Task description =
All of the records listed below should be retyped exactly.

Input records =
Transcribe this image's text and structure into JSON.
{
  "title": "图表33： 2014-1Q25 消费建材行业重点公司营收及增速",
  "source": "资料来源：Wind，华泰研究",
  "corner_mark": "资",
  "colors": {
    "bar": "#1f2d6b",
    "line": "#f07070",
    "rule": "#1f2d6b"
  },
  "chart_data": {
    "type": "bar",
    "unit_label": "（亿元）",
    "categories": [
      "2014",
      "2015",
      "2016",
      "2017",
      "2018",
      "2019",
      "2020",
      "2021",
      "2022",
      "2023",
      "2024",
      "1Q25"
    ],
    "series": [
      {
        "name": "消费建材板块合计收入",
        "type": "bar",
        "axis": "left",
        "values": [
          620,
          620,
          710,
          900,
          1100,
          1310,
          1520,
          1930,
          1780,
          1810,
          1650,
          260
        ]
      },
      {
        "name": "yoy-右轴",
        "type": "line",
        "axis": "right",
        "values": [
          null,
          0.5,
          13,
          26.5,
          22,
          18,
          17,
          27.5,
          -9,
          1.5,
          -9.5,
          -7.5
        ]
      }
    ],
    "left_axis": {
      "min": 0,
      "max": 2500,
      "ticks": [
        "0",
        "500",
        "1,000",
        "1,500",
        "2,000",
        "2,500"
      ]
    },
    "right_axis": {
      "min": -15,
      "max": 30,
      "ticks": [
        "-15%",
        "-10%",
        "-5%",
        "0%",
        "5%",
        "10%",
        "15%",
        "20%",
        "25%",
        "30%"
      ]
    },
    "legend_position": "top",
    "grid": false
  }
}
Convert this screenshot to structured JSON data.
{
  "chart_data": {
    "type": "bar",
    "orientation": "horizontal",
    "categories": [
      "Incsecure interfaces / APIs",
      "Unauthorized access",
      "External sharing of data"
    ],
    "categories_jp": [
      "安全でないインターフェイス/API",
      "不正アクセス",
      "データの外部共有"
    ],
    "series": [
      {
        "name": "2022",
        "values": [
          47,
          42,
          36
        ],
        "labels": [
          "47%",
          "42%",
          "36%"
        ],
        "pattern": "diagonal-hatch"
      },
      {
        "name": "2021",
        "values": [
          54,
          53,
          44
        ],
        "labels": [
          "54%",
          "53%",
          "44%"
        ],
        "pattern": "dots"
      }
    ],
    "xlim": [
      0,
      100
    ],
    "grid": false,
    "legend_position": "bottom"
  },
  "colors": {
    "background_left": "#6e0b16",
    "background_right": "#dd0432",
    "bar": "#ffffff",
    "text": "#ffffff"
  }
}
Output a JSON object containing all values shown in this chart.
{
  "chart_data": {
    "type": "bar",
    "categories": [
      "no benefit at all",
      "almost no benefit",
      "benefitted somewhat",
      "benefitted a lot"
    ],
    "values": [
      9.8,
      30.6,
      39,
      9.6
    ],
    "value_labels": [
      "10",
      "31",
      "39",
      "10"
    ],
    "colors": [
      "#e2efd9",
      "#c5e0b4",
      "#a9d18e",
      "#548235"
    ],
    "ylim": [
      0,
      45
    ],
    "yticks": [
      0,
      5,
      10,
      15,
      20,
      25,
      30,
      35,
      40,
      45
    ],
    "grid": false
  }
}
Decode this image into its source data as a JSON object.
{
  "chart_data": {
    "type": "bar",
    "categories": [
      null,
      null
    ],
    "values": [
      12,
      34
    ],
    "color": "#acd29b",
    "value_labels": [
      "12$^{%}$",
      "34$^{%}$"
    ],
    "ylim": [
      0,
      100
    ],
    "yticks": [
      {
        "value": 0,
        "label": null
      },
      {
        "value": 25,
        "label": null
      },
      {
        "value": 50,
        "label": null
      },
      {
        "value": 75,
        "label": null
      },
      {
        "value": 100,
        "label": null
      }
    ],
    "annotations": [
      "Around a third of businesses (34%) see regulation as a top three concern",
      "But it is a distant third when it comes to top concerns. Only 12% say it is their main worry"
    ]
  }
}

Expected output =
Transcribe this image's text and structure into JSON.
{
  "title": "图表33： 2014-1Q25 消费建材行业重点公司营收及增速",
  "source": "资料来源：Wind，华泰研究",
  "corner_mark": "资",
  "colors": {
    "bar": "#1f2d6b",
    "line": "#f07070",
    "rule": "#1f2d6b"
  },
  "chart_data": {
    "type": "bar",
    "unit_label": "（亿元）",
    "categories": [
      "2014",
      "2015",
      "2016",
      "2017",
      "2018",
      "2019",
      "2020",
      "2021",
      "2022",
      "2023",
      "2024",
      "1Q25"
    ],
    "series": [
      {
        "name": "消费建材板块合计收入",
        "type": "bar",
        "axis": "left",
        "values": [
          620,
          620,
          710,
          900,
          1100,
          1310,
          1520,
          1930,
          1780,
          1810,
          1650,
          260
        ]
      },
      {
        "name": "yoy-右轴",
        "type": "line",
        "axis": "right",
        "values": [
          null,
          0.5,
          13,
          26.5,
          22,
          18,
          17,
          27.5,
          -9,
          1.5,
          -9.5,
          -7.5
        ]
      }
    ],
    "left_axis": {
      "min": 0,
      "max": 2500,
      "ticks": [
        "0",
        "500",
        "1,000",
        "1,500",
        "2,000",
        "2,500"
      ]
    },
    "right_axis": {
      "min": -15,
      "max": 30,
      "ticks": [
        "-15%",
        "-10%",
        "-5%",
        "0%",
        "5%",
        "10%",
        "15%",
        "20%",
        "25%",
        "30%"
      ]
    },
    "legend_position": "top",
    "grid": false
  }
}
Convert this screenshot to structured JSON data.
{
  "chart_data": {
    "type": "bar",
    "orientation": "horizontal",
    "categories": [
      "Incsecure interfaces / APIs",
      "Unauthorized access",
      "External sharing of data"
    ],
    "categories_jp": [
      "安全でないインターフェイス/API",
      "不正アクセス",
      "データの外部共有"
    ],
    "series": [
      {
        "name": "2022",
        "values": [
          47,
          42,
          36
        ],
        "labels": [
          "47%",
          "42%",
          "36%"
        ],
        "pattern": "diagonal-hatch"
      },
      {
        "name": "2021",
        "values": [
          54,
          53,
          44
        ],
        "labels": [
          "54%",
          "53%",
          "44%"
        ],
        "pattern": "dots"
      }
    ],
    "xlim": [
      0,
      100
    ],
    "grid": false,
    "legend_position": "bottom"
  },
  "colors": {
    "background_left": "#6e0b16",
    "background_right": "#dd0432",
    "bar": "#ffffff",
    "text": "#ffffff"
  }
}
Output a JSON object containing all values shown in this chart.
{
  "chart_data": {
    "type": "bar",
    "categories": [
      "no benefit at all",
      "almost no benefit",
      "benefitted somewhat",
      "benefitted a lot"
    ],
    "values": [
      9.8,
      30.6,
      39,
      9.6
    ],
    "value_labels": [
      "10",
      "31",
      "39",
      "10"
    ],
    "colors": [
      "#e2efd9",
      "#c5e0b4",
      "#a9d18e",
      "#548235"
    ],
    "ylim": [
      0,
      45
    ],
    "yticks": [
      0,
      5,
      10,
      15,
      20,
      25,
      30,
      35,
      40,
      45
    ],
    "grid": false
  }
}
Decode this image into its source data as a JSON object.
{
  "chart_data": {
    "type": "bar",
    "categories": [
      null,
      null
    ],
    "values": [
      12,
      34
    ],
    "color": "#acd29b",
    "value_labels": [
      "12$^{%}$",
      "34$^{%}$"
    ],
    "ylim": [
      0,
      100
    ],
    "yticks": [
      {
        "value": 0,
        "label": null
      },
      {
        "value": 25,
        "label": null
      },
      {
        "value": 50,
        "label": null
      },
      {
        "value": 75,
        "label": null
      },
      {
        "value": 100,
        "label": null
      }
    ],
    "annotations": [
      "Around a third of businesses (34%) see regulation as a top three concern",
      "But it is a distant third when it comes to top concerns. Only 12% say it is their main worry"
    ]
  }
}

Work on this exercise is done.